Set out every line bearing the string "title".

Recorded data
»»

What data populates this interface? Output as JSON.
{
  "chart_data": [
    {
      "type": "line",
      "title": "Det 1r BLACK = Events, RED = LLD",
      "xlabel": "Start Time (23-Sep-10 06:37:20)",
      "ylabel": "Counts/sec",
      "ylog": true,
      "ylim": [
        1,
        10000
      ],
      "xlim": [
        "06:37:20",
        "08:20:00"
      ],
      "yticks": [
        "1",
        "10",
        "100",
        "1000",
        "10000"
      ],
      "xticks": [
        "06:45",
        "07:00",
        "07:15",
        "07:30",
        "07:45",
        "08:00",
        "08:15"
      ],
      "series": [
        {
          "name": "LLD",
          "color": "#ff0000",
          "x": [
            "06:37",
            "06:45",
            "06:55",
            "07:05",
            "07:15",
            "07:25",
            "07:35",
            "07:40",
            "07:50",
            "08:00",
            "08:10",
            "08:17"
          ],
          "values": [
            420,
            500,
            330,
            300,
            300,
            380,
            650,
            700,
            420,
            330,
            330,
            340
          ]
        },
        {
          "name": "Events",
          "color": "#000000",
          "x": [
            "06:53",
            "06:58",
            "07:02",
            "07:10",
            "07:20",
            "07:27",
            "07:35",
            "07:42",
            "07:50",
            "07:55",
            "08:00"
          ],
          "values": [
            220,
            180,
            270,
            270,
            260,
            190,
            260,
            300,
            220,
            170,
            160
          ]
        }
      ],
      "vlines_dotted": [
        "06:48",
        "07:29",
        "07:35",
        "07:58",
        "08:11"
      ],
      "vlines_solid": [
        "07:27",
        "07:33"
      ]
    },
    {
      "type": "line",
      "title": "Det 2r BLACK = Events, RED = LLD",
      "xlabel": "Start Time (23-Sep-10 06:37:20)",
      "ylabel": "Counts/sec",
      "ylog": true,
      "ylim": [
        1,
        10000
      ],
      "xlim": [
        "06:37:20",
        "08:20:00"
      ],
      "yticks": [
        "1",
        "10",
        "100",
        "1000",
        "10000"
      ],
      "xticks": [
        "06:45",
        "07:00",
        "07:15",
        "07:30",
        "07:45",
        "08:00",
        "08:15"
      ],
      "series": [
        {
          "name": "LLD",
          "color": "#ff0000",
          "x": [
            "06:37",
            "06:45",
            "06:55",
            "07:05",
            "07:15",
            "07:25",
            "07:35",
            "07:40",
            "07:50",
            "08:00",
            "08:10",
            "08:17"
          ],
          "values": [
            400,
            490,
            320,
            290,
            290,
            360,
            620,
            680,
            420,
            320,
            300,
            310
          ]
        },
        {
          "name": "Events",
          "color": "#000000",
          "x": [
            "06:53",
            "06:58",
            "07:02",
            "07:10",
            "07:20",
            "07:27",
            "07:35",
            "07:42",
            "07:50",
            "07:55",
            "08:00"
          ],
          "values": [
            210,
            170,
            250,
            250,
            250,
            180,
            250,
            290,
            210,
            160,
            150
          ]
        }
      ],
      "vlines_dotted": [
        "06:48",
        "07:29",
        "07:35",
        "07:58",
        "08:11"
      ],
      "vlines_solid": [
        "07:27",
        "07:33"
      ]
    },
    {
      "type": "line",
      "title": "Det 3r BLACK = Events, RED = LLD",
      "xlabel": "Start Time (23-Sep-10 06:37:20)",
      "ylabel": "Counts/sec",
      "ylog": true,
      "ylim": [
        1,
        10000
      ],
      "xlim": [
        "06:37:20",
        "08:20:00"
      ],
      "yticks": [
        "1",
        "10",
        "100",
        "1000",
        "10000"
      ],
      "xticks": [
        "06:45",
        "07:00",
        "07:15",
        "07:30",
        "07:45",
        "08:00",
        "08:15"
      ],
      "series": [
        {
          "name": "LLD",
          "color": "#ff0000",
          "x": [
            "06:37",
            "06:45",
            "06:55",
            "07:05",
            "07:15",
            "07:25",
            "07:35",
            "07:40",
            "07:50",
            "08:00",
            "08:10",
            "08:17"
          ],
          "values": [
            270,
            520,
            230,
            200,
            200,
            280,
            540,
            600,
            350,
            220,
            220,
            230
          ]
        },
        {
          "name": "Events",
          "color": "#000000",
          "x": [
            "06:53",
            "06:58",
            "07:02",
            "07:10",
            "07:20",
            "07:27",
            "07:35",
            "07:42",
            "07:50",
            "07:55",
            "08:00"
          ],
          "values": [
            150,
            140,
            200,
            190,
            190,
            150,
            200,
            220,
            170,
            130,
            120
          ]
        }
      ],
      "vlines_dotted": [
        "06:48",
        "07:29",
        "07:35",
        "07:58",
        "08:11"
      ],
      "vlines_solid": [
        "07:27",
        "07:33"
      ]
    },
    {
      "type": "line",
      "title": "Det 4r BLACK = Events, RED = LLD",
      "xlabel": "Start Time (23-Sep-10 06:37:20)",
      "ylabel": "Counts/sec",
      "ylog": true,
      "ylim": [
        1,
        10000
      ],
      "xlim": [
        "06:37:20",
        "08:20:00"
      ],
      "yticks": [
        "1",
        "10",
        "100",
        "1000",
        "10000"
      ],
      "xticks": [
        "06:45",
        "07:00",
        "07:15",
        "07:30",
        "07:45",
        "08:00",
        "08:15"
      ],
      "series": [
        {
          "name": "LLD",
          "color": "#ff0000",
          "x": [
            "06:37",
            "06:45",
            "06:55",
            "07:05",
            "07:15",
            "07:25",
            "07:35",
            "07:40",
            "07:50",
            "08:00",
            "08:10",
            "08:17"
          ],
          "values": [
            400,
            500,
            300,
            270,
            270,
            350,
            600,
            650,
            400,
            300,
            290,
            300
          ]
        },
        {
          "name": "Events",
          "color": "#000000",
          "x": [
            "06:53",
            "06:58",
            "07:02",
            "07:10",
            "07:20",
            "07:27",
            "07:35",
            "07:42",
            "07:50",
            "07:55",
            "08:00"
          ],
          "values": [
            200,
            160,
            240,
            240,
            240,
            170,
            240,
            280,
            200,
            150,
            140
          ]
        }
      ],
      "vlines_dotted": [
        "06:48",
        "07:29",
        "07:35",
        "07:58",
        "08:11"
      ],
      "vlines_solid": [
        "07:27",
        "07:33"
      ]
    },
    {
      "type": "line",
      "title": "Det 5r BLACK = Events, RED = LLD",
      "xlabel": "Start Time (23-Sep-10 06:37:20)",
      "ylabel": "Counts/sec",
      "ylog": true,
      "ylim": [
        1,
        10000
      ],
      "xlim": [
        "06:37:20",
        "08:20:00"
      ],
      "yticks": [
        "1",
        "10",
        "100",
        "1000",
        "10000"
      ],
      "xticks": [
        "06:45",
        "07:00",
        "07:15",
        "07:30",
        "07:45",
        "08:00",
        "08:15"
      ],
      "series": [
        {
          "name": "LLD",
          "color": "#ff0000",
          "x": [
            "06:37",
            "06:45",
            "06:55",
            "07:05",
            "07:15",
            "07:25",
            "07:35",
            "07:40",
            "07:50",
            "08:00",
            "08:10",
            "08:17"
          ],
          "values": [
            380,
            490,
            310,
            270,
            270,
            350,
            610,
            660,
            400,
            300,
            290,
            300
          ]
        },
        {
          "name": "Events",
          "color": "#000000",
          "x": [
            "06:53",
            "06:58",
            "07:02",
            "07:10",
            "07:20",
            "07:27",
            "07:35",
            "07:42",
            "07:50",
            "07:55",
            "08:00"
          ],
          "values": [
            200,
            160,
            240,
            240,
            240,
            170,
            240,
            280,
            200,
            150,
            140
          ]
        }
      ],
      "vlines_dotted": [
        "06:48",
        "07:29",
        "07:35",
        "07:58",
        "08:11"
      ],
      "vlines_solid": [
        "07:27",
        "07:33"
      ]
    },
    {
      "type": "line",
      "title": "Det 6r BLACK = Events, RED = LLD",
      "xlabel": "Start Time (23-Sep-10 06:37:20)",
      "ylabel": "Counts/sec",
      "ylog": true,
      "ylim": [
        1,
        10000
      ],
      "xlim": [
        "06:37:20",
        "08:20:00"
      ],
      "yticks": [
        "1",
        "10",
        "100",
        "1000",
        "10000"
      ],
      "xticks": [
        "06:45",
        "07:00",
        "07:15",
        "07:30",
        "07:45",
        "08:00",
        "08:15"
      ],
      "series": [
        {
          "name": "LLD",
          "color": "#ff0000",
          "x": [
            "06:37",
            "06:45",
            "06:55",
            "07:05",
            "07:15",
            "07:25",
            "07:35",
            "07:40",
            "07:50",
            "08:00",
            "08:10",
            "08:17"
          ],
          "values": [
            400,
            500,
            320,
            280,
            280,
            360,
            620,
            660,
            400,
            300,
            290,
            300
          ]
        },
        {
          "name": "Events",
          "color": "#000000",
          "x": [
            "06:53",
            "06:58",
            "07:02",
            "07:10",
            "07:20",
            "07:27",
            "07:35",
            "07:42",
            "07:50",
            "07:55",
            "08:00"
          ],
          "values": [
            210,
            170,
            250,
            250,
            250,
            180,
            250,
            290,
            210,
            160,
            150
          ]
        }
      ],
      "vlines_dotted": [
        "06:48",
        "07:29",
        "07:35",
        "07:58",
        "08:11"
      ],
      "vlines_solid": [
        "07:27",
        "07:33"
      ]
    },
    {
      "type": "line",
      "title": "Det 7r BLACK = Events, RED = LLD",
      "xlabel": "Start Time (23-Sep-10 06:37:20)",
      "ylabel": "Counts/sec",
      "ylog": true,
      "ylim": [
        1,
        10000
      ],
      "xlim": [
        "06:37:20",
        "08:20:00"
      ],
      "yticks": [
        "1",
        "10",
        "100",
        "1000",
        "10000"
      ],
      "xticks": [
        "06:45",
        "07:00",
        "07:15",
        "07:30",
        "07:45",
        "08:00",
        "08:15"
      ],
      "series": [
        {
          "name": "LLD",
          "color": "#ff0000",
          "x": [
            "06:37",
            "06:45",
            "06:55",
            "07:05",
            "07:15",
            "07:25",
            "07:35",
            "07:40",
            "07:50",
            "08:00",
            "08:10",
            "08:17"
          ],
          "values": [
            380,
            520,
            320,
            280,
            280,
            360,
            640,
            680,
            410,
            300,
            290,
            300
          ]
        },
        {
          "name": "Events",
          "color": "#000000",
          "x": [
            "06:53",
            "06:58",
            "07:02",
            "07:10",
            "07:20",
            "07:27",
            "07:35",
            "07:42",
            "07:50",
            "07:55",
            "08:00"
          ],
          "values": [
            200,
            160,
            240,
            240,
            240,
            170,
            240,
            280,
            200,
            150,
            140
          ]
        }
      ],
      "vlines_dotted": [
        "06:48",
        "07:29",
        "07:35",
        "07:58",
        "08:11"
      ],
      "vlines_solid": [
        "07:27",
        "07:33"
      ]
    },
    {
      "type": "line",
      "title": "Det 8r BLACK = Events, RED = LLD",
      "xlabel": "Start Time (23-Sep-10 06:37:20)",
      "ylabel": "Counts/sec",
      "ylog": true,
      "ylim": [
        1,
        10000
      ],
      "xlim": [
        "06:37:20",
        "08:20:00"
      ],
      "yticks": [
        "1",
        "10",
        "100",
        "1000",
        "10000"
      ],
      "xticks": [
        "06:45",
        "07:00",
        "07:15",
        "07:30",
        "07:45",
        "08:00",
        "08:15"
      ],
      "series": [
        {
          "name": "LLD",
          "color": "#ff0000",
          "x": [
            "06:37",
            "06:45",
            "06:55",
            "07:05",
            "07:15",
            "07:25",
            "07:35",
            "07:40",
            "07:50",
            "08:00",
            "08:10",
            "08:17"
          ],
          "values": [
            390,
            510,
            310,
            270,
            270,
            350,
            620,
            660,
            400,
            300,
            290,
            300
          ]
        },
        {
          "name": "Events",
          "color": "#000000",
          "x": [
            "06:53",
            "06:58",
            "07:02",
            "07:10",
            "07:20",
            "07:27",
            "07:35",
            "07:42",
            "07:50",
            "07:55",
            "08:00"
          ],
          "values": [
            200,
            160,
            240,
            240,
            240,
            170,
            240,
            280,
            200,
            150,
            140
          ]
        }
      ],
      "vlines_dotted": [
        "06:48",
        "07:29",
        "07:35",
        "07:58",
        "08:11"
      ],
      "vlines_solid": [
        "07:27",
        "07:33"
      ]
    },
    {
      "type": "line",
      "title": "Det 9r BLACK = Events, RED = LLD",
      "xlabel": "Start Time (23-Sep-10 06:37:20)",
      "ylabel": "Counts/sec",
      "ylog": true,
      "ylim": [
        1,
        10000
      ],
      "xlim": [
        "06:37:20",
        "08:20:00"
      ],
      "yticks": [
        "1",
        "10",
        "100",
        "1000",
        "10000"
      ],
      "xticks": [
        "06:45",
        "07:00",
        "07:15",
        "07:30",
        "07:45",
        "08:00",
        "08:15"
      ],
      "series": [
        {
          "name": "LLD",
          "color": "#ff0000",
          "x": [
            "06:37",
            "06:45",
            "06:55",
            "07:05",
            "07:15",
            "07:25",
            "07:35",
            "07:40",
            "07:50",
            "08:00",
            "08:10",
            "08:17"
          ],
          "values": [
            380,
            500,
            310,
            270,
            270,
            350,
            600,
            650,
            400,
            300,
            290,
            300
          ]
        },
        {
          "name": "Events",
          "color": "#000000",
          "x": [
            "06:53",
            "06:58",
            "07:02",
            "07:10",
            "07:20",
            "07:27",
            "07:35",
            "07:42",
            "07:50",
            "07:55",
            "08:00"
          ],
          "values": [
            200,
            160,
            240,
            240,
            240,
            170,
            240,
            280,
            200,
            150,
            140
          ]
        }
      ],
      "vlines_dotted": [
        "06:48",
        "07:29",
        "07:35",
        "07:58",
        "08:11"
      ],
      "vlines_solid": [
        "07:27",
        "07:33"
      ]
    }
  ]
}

««

Reply to the exercise:
      "title": "Det 1r BLACK = Events, RED = LLD",
      "title": "Det 2r BLACK = Events, RED = LLD",
      "title": "Det 3r BLACK = Events, RED = LLD",
      "title": "Det 4r BLACK = Events, RED = LLD",
      "title": "Det 5r BLACK = Events, RED = LLD",
      "title": "Det 6r BLACK = Events, RED = LLD",
      "title": "Det 7r BLACK = Events, RED = LLD",
      "title": "Det 8r BLACK = Events, RED = LLD",
      "title": "Det 9r BLACK = Events, RED = LLD",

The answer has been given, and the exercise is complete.